§ WRITTEN PROBLEM: Below are some records. Copy every line in them that holds "between".

§ Dataset excerpt:
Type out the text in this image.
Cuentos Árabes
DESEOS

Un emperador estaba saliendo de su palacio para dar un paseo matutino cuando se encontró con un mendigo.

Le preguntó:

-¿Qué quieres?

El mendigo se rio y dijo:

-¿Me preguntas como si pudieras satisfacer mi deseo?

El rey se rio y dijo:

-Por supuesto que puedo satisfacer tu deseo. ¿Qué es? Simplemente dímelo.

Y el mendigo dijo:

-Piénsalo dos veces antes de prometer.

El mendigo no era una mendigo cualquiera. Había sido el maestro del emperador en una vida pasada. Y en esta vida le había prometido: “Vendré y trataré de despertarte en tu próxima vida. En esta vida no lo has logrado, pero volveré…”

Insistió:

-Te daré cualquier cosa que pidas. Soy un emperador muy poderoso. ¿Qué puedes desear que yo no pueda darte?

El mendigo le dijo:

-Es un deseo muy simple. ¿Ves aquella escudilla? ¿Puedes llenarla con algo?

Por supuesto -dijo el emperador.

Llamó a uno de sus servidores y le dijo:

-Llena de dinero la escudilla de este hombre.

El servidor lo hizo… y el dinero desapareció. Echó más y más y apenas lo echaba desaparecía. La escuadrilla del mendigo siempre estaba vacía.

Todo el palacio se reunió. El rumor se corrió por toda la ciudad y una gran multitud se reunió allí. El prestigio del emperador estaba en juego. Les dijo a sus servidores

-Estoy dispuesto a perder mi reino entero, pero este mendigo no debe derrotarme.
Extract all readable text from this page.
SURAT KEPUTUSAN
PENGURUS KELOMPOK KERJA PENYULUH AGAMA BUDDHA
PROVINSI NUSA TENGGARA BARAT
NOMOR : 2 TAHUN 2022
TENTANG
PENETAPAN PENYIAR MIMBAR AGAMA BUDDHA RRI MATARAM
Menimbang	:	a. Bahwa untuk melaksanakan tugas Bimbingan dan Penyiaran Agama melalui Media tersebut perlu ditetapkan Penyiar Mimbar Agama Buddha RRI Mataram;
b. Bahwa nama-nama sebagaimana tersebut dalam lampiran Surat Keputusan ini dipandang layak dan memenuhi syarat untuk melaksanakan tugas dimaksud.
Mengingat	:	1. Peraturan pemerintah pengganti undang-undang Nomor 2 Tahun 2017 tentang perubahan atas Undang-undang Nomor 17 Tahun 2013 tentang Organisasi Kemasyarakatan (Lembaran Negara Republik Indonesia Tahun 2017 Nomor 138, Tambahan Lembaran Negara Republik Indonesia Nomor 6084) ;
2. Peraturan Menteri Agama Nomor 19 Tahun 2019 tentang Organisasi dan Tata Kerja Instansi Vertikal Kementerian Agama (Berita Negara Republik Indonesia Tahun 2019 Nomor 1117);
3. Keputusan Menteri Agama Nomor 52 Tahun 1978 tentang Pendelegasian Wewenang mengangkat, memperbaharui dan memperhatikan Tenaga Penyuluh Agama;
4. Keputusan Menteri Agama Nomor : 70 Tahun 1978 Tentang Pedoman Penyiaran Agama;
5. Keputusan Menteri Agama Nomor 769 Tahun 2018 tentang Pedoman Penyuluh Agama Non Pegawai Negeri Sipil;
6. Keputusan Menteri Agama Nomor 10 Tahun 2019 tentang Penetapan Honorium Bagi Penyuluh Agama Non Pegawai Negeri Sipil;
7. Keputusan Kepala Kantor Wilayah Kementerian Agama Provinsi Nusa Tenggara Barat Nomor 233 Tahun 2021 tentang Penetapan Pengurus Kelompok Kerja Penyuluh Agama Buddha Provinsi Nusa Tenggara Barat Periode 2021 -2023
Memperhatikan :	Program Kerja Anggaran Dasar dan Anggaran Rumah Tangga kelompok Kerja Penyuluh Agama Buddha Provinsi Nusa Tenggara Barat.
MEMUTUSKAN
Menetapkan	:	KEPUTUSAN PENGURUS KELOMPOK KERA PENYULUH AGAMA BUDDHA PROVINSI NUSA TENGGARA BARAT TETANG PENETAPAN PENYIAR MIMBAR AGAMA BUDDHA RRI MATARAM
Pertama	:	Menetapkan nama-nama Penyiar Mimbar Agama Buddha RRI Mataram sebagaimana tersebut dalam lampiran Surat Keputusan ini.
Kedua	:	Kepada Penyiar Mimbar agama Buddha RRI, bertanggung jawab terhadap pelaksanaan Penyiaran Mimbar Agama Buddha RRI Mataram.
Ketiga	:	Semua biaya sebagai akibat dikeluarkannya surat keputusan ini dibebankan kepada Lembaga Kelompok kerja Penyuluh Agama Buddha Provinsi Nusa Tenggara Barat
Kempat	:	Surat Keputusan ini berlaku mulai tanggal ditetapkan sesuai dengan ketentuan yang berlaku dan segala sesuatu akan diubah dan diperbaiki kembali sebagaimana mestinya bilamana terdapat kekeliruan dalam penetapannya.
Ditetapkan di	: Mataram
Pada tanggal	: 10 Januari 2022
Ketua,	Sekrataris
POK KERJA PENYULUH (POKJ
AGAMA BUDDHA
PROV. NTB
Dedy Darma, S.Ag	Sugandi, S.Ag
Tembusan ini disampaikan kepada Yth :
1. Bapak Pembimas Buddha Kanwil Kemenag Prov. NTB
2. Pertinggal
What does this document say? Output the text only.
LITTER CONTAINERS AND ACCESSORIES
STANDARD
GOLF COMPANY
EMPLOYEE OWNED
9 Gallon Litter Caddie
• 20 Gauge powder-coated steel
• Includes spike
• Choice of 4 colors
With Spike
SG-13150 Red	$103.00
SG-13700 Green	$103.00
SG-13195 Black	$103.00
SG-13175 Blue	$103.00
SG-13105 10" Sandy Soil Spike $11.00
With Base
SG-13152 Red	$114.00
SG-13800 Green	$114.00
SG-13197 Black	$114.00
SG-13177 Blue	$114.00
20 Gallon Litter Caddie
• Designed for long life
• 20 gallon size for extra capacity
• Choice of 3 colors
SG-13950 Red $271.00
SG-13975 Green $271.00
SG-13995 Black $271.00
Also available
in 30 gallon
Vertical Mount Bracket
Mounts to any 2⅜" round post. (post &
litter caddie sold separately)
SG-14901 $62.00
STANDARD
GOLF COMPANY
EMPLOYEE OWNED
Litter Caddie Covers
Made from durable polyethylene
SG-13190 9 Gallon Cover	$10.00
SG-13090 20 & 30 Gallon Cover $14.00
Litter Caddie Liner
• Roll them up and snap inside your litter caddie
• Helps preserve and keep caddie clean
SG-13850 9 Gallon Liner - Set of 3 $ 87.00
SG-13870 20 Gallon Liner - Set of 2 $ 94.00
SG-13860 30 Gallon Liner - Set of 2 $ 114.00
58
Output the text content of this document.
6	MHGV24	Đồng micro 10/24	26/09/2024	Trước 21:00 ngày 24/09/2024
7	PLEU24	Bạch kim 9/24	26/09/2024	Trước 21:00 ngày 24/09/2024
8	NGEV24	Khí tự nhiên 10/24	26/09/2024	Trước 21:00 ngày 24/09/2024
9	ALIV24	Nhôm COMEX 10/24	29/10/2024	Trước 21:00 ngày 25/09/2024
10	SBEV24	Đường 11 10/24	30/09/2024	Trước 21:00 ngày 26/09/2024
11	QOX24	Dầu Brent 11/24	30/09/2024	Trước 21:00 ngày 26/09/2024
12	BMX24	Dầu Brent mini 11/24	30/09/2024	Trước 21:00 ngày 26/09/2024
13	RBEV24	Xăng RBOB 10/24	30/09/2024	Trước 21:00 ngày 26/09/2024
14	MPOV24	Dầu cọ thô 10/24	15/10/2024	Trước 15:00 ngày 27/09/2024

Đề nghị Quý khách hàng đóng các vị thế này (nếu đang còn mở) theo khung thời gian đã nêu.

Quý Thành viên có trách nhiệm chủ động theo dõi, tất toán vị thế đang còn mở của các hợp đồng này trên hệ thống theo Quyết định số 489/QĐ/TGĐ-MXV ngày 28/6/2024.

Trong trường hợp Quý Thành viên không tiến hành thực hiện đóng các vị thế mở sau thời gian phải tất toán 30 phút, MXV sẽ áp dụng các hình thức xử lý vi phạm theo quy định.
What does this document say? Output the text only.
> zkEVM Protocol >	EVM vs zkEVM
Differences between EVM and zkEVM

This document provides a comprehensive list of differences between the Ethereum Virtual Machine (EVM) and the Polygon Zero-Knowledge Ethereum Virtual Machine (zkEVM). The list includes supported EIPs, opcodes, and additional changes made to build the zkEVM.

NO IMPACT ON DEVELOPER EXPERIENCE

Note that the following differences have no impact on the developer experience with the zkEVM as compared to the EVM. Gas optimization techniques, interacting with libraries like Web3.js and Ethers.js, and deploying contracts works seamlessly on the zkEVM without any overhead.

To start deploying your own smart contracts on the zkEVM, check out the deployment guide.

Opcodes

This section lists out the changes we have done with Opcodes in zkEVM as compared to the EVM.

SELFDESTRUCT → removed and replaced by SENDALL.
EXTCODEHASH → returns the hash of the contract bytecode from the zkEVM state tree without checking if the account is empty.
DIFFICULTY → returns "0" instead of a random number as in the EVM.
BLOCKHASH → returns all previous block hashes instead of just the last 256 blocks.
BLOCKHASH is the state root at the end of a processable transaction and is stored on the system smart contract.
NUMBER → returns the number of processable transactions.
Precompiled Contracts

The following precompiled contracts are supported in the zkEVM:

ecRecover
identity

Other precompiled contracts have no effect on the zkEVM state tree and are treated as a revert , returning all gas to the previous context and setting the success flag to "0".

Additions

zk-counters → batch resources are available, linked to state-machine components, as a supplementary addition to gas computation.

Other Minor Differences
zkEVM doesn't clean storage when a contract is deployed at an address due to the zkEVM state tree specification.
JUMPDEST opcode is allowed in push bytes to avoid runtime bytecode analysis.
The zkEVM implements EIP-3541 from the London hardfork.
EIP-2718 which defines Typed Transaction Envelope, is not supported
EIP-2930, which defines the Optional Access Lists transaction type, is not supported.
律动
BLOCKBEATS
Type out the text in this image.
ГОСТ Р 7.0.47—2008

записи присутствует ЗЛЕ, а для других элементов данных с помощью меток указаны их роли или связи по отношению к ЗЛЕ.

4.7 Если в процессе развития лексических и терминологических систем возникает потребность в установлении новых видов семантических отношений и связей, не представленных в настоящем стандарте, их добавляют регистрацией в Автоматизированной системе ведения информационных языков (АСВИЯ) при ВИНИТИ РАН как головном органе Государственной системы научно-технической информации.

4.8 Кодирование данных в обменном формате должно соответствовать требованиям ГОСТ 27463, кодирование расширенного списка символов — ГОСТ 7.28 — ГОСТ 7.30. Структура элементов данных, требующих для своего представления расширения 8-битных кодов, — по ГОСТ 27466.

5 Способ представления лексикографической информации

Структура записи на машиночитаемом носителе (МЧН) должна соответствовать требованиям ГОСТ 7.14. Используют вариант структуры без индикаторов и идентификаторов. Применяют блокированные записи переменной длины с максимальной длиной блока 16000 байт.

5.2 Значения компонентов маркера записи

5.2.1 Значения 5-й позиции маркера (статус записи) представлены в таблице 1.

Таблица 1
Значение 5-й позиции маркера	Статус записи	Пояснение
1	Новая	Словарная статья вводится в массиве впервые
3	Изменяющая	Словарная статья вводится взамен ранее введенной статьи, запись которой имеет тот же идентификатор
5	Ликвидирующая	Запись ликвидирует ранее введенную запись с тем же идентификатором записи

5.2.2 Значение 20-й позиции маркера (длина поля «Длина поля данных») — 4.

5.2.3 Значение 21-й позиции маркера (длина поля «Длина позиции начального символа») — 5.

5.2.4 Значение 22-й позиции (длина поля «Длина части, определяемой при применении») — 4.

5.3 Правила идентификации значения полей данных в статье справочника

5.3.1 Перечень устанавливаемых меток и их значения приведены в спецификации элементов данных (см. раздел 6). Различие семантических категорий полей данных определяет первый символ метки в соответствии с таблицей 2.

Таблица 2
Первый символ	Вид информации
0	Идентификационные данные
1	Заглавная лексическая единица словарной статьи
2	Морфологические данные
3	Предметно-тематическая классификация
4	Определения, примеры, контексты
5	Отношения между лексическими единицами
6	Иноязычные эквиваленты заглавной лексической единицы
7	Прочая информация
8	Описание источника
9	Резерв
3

§ RESPONSE BELOW:
Differences between EVM and zkEVM
This document provides a comprehensive list of differences between the Ethereum Virtual Machine (EVM) and the Polygon Zero-Knowledge Ethereum Virtual Machine (zkEVM). The list includes supported EIPs, opcodes, and additional changes made to build the zkEVM.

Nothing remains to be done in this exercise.